** START OF Records for the task **

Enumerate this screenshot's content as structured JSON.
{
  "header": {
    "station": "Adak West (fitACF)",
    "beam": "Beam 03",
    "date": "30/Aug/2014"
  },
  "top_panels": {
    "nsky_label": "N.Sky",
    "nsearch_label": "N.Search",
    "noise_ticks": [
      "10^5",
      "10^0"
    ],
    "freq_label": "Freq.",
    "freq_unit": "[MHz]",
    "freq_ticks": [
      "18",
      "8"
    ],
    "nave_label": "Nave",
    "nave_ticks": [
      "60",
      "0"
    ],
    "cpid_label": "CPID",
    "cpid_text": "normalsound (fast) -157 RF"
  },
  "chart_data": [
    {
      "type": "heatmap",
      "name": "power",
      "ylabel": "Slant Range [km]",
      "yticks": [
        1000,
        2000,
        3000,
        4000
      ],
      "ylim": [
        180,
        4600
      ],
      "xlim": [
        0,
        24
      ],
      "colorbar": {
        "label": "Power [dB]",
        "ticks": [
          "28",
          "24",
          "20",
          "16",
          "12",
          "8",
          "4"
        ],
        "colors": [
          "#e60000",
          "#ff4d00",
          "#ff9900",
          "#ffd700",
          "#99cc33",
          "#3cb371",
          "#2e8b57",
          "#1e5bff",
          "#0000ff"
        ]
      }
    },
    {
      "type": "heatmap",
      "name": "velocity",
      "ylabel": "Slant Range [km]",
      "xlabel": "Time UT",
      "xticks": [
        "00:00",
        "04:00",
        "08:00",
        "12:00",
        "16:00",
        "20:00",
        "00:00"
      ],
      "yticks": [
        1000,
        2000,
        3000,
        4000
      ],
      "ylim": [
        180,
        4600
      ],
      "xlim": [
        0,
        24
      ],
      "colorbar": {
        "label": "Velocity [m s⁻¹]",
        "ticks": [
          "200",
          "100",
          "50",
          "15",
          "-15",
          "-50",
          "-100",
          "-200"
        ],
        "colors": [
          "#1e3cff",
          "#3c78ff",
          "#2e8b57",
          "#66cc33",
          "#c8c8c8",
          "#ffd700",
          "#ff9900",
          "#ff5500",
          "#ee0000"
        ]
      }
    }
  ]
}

** END OF Records for the task **

Print the material above once more, exactly.

Answer in full –
Enumerate this screenshot's content as structured JSON.
{
  "header": {
    "station": "Adak West (fitACF)",
    "beam": "Beam 03",
    "date": "30/Aug/2014"
  },
  "top_panels": {
    "nsky_label": "N.Sky",
    "nsearch_label": "N.Search",
    "noise_ticks": [
      "10^5",
      "10^0"
    ],
    "freq_label": "Freq.",
    "freq_unit": "[MHz]",
    "freq_ticks": [
      "18",
      "8"
    ],
    "nave_label": "Nave",
    "nave_ticks": [
      "60",
      "0"
    ],
    "cpid_label": "CPID",
    "cpid_text": "normalsound (fast) -157 RF"
  },
  "chart_data": [
    {
      "type": "heatmap",
      "name": "power",
      "ylabel": "Slant Range [km]",
      "yticks": [
        1000,
        2000,
        3000,
        4000
      ],
      "ylim": [
        180,
        4600
      ],
      "xlim": [
        0,
        24
      ],
      "colorbar": {
        "label": "Power [dB]",
        "ticks": [
          "28",
          "24",
          "20",
          "16",
          "12",
          "8",
          "4"
        ],
        "colors": [
          "#e60000",
          "#ff4d00",
          "#ff9900",
          "#ffd700",
          "#99cc33",
          "#3cb371",
          "#2e8b57",
          "#1e5bff",
          "#0000ff"
        ]
      }
    },
    {
      "type": "heatmap",
      "name": "velocity",
      "ylabel": "Slant Range [km]",
      "xlabel": "Time UT",
      "xticks": [
        "00:00",
        "04:00",
        "08:00",
        "12:00",
        "16:00",
        "20:00",
        "00:00"
      ],
      "yticks": [
        1000,
        2000,
        3000,
        4000
      ],
      "ylim": [
        180,
        4600
      ],
      "xlim": [
        0,
        24
      ],
      "colorbar": {
        "label": "Velocity [m s⁻¹]",
        "ticks": [
          "200",
          "100",
          "50",
          "15",
          "-15",
          "-50",
          "-100",
          "-200"
        ],
        "colors": [
          "#1e3cff",
          "#3c78ff",
          "#2e8b57",
          "#66cc33",
          "#c8c8c8",
          "#ffd700",
          "#ff9900",
          "#ff5500",
          "#ee0000"
        ]
      }
    }
  ]
}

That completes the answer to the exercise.